ACTIVITY ::
Each line in the records below that has the word "NATURE" should be copied.

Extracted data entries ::
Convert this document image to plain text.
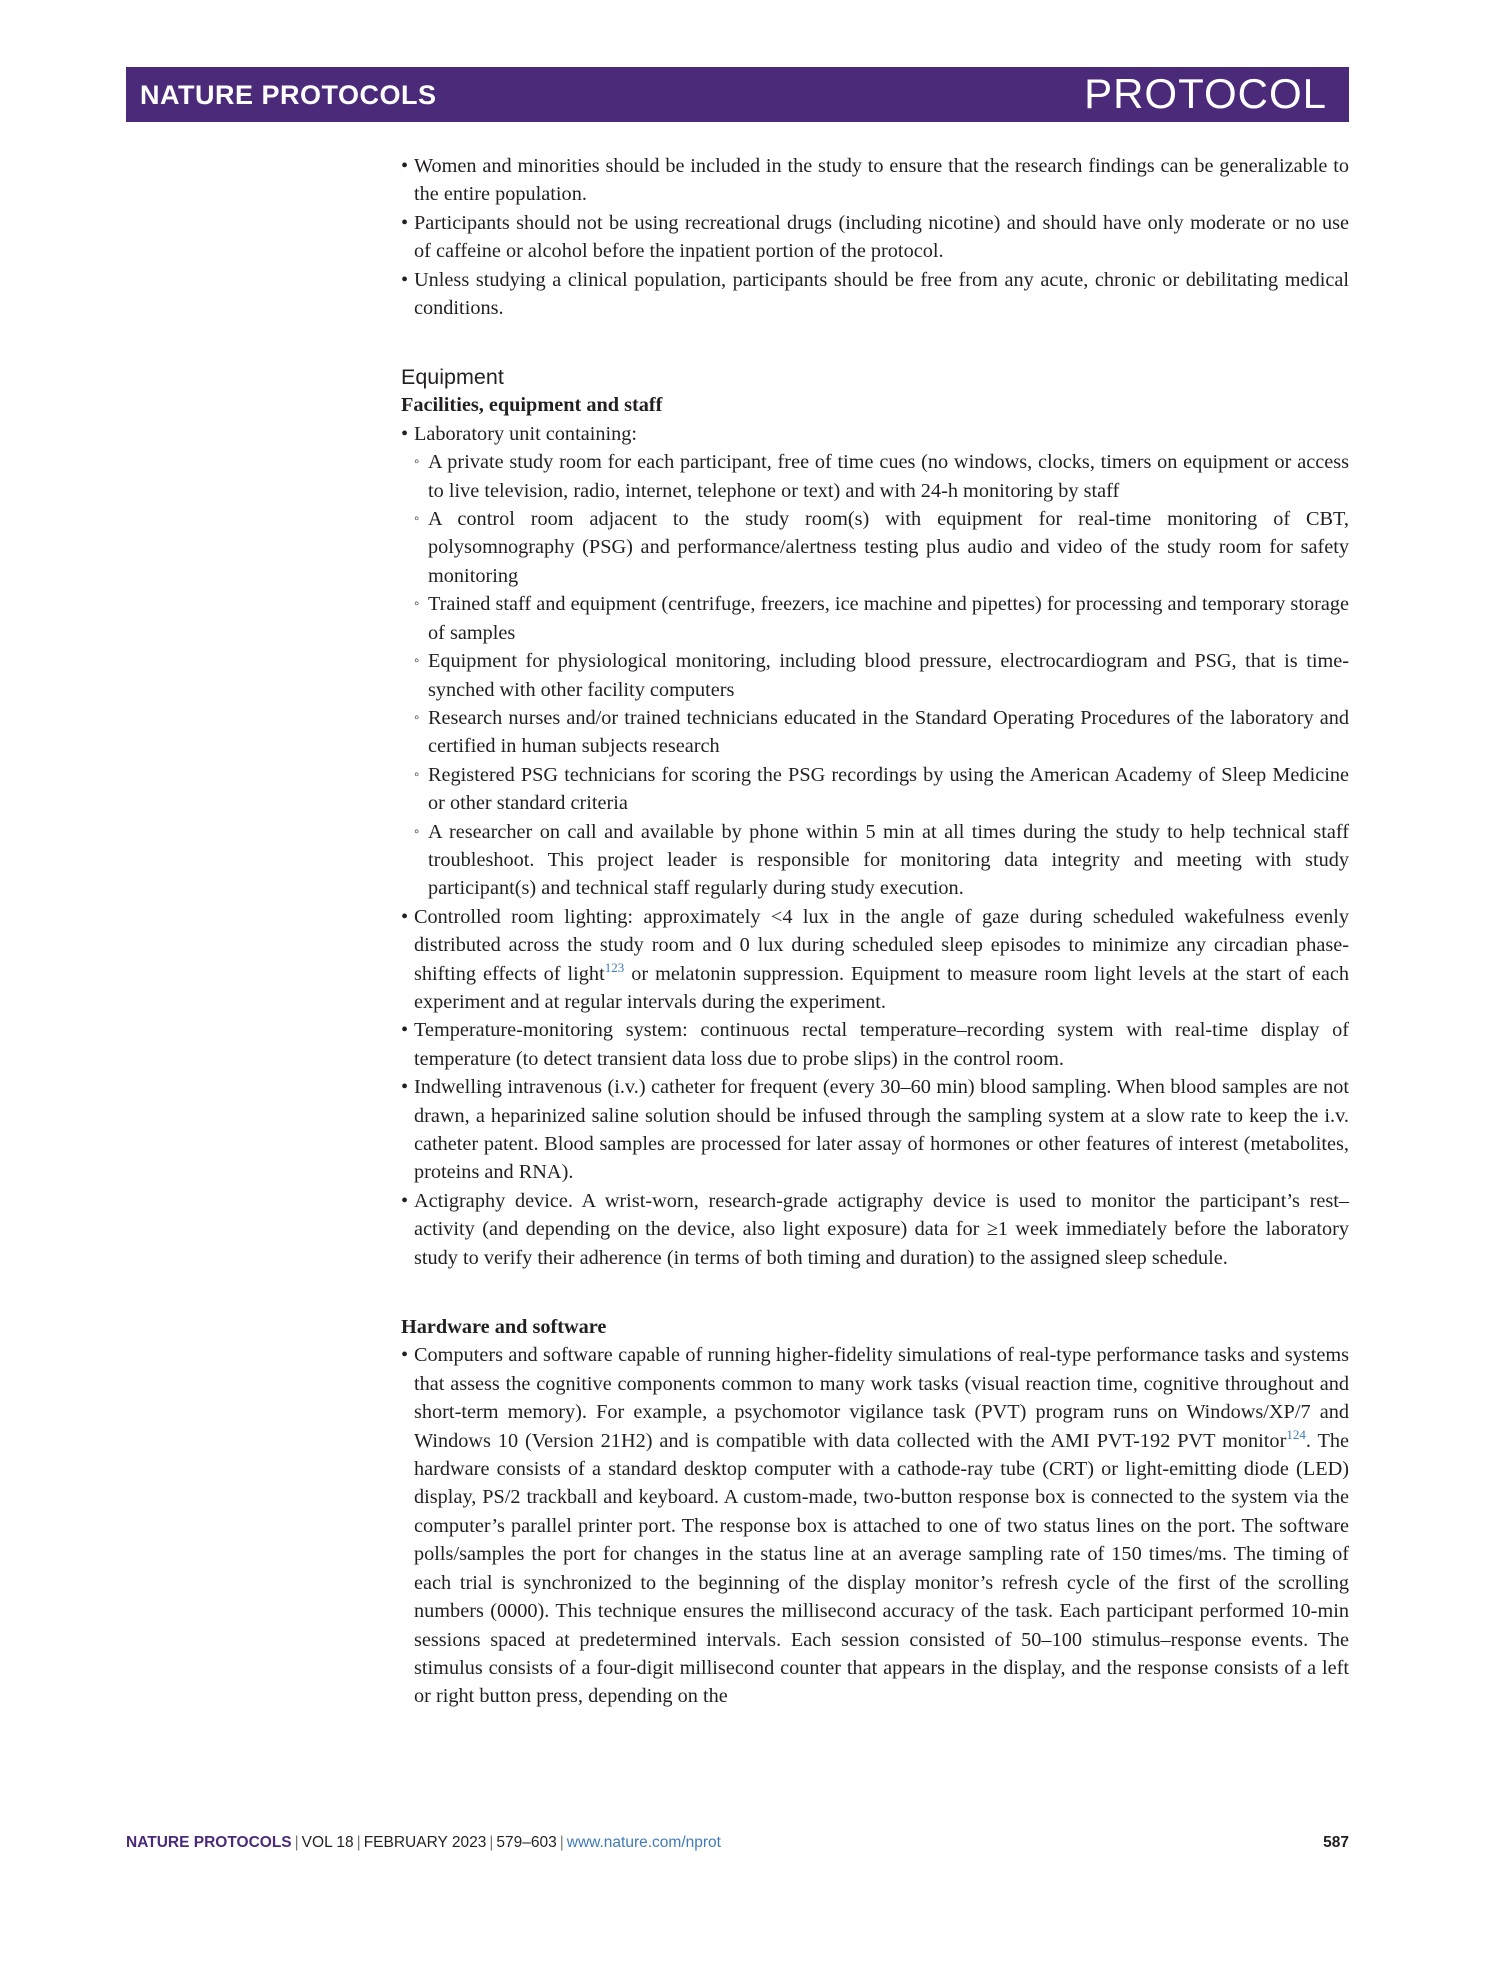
NATURE PROTOCOLS	PROTOCOL
• Women and minorities should be included in the study to ensure that the research findings can be generalizable to the entire population.
• Participants should not be using recreational drugs (including nicotine) and should have only moderate or no use of caffeine or alcohol before the inpatient portion of the protocol.
• Unless studying a clinical population, participants should be free from any acute, chronic or debilitating medical conditions.
Equipment
Facilities, equipment and staff
• Laboratory unit containing:
◦ A private study room for each participant, free of time cues (no windows, clocks, timers on equipment or access to live television, radio, internet, telephone or text) and with 24-h monitoring by staff
◦ A control room adjacent to the study room(s) with equipment for real-time monitoring of CBT, polysomnography (PSG) and performance/alertness testing plus audio and video of the study room for safety monitoring
◦ Trained staff and equipment (centrifuge, freezers, ice machine and pipettes) for processing and temporary storage of samples
◦ Equipment for physiological monitoring, including blood pressure, electrocardiogram and PSG, that is time-synched with other facility computers
◦ Research nurses and/or trained technicians educated in the Standard Operating Procedures of the laboratory and certified in human subjects research
◦ Registered PSG technicians for scoring the PSG recordings by using the American Academy of Sleep Medicine or other standard criteria
◦ A researcher on call and available by phone within 5 min at all times during the study to help technical staff troubleshoot. This project leader is responsible for monitoring data integrity and meeting with study participant(s) and technical staff regularly during study execution.
• Controlled room lighting: approximately <4 lux in the angle of gaze during scheduled wakefulness evenly distributed across the study room and 0 lux during scheduled sleep episodes to minimize any circadian phase-shifting effects of light$^{123}$ or melatonin suppression. Equipment to measure room light levels at the start of each experiment and at regular intervals during the experiment.
• Temperature-monitoring system: continuous rectal temperature–recording system with real-time display of temperature (to detect transient data loss due to probe slips) in the control room.
• Indwelling intravenous (i.v.) catheter for frequent (every 30–60 min) blood sampling. When blood samples are not drawn, a heparinized saline solution should be infused through the sampling system at a slow rate to keep the i.v. catheter patent. Blood samples are processed for later assay of hormones or other features of interest (metabolites, proteins and RNA).
• Actigraphy device. A wrist-worn, research-grade actigraphy device is used to monitor the participant’s rest–activity (and depending on the device, also light exposure) data for ≥1 week immediately before the laboratory study to verify their adherence (in terms of both timing and duration) to the assigned sleep schedule.
Hardware and software
• Computers and software capable of running higher-fidelity simulations of real-type performance tasks and systems that assess the cognitive components common to many work tasks (visual reaction time, cognitive throughout and short-term memory). For example, a psychomotor vigilance task (PVT) program runs on Windows/XP/7 and Windows 10 (Version 21H2) and is compatible with data collected with the AMI PVT-192 PVT monitor$^{124}$. The hardware consists of a standard desktop computer with a cathode-ray tube (CRT) or light-emitting diode (LED) display, PS/2 trackball and keyboard. A custom-made, two-button response box is connected to the system via the computer’s parallel printer port. The response box is attached to one of two status lines on the port. The software polls/samples the port for changes in the status line at an average sampling rate of 150 times/ms. The timing of each trial is synchronized to the beginning of the display monitor’s refresh cycle of the first of the scrolling numbers (0000). This technique ensures the millisecond accuracy of the task. Each participant performed 10-min sessions spaced at predetermined intervals. Each session consisted of 50–100 stimulus–response events. The stimulus consists of a four-digit millisecond counter that appears in the display, and the response consists of a left or right button press, depending on the
NATURE PROTOCOLS | VOL 18 | FEBRUARY 2023 | 579–603 | www.nature.com/nprot	587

RESPONSE ::
NATURE PROTOCOLS	PROTOCOL
NATURE PROTOCOLS | VOL 18 | FEBRUARY 2023 | 579–603 | www.nature.com/nprot	587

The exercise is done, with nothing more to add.